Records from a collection
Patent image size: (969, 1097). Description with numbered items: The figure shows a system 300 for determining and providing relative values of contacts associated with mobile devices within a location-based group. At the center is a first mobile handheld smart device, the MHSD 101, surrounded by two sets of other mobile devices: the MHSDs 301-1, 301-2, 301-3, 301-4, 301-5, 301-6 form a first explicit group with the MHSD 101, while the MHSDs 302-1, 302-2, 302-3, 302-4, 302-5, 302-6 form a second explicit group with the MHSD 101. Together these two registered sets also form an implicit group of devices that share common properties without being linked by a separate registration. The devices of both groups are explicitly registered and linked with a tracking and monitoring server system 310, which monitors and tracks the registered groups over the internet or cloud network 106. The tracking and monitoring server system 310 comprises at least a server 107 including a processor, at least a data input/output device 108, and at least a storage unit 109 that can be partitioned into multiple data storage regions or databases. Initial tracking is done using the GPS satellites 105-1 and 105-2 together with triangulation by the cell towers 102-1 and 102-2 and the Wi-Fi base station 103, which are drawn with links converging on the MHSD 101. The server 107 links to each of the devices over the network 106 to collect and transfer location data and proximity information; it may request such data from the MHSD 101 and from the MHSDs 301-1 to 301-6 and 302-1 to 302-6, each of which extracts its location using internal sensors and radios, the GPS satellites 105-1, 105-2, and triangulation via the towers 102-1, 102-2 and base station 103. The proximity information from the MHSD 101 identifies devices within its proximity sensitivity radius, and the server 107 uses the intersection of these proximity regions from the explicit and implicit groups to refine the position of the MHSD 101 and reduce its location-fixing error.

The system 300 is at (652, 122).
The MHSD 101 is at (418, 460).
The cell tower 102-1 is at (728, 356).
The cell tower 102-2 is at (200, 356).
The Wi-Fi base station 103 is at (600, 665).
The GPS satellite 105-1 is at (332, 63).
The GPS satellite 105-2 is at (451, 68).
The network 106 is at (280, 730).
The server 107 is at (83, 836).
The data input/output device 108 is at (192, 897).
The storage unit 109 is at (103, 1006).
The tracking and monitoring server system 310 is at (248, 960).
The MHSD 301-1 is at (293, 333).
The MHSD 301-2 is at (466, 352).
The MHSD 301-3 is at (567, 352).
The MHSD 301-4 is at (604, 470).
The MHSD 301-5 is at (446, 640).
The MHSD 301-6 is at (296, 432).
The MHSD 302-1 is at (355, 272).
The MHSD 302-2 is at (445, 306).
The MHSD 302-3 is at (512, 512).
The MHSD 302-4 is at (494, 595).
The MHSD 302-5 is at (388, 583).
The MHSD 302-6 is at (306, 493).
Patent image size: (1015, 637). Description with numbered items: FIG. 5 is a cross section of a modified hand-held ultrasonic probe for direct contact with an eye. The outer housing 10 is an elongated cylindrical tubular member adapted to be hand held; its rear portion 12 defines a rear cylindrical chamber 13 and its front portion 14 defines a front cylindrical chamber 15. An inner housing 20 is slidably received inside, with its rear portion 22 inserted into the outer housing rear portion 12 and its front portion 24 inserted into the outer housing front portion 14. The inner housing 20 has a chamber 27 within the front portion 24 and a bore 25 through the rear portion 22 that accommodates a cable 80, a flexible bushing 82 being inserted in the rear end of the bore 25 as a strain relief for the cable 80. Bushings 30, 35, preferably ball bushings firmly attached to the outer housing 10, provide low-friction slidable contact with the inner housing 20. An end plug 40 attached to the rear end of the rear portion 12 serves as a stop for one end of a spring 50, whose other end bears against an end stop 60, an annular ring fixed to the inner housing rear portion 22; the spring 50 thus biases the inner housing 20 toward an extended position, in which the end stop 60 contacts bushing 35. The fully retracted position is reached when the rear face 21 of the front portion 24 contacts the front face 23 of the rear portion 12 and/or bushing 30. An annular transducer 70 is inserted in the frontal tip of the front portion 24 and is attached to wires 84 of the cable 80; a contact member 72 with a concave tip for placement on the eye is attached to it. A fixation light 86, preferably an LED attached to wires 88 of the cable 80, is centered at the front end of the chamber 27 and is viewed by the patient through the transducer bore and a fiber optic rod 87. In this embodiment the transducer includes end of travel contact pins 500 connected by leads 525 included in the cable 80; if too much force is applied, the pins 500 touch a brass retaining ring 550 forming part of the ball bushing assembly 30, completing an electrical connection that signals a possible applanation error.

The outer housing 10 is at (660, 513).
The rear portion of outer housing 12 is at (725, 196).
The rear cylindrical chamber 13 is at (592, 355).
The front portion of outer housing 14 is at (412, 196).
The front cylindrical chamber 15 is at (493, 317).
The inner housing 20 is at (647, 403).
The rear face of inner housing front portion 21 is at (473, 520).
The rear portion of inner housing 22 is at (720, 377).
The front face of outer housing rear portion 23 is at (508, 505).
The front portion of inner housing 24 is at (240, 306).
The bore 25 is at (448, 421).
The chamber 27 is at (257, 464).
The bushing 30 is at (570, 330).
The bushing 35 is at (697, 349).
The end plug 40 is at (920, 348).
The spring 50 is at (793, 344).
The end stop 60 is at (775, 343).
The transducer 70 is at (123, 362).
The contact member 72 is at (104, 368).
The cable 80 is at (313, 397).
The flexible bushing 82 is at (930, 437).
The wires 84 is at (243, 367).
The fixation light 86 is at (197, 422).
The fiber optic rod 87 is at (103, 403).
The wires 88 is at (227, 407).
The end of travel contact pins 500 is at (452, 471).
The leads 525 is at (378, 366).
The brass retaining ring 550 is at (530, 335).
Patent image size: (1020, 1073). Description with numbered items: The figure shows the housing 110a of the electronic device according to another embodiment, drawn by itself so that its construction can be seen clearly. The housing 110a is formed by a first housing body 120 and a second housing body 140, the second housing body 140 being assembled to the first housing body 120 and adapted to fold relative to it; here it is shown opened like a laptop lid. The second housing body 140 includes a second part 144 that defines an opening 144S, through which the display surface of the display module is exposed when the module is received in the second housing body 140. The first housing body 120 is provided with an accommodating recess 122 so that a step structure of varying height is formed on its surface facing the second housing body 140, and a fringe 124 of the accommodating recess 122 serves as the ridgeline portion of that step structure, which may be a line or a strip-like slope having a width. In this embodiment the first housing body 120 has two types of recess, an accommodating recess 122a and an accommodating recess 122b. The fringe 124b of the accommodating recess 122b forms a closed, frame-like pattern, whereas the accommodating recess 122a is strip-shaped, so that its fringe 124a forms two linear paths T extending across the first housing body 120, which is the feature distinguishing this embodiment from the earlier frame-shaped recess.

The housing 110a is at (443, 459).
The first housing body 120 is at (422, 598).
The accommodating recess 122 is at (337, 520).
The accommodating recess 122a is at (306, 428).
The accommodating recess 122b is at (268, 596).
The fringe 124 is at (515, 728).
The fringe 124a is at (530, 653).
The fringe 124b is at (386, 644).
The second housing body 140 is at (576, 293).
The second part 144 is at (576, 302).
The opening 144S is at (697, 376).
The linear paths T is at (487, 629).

**Objective:** Print the lines of the material unchanged, beginning at the line that contains "Patent image size: (1020, 1073)." and ending after the line that contains "The accommodating recess 122a is at".

**Full response:**
Patent image size: (1020, 1073). Description with numbered items: The figure shows the housing 110a of the electronic device according to another embodiment, drawn by itself so that its construction can be seen clearly. The housing 110a is formed by a first housing body 120 and a second housing body 140, the second housing body 140 being assembled to the first housing body 120 and adapted to fold relative to it; here it is shown opened like a laptop lid. The second housing body 140 includes a second part 144 that defines an opening 144S, through which the display surface of the display module is exposed when the module is received in the second housing body 140. The first housing body 120 is provided with an accommodating recess 122 so that a step structure of varying height is formed on its surface facing the second housing body 140, and a fringe 124 of the accommodating recess 122 serves as the ridgeline portion of that step structure, which may be a line or a strip-like slope having a width. In this embodiment the first housing body 120 has two types of recess, an accommodating recess 122a and an accommodating recess 122b. The fringe 124b of the accommodating recess 122b forms a closed, frame-like pattern, whereas the accommodating recess 122a is strip-shaped, so that its fringe 124a forms two linear paths T extending across the first housing body 120, which is the feature distinguishing this embodiment from the earlier frame-shaped recess.

The housing 110a is at (443, 459).
The first housing body 120 is at (422, 598).
The accommodating recess 122 is at (337, 520).
The accommodating recess 122a is at (306, 428).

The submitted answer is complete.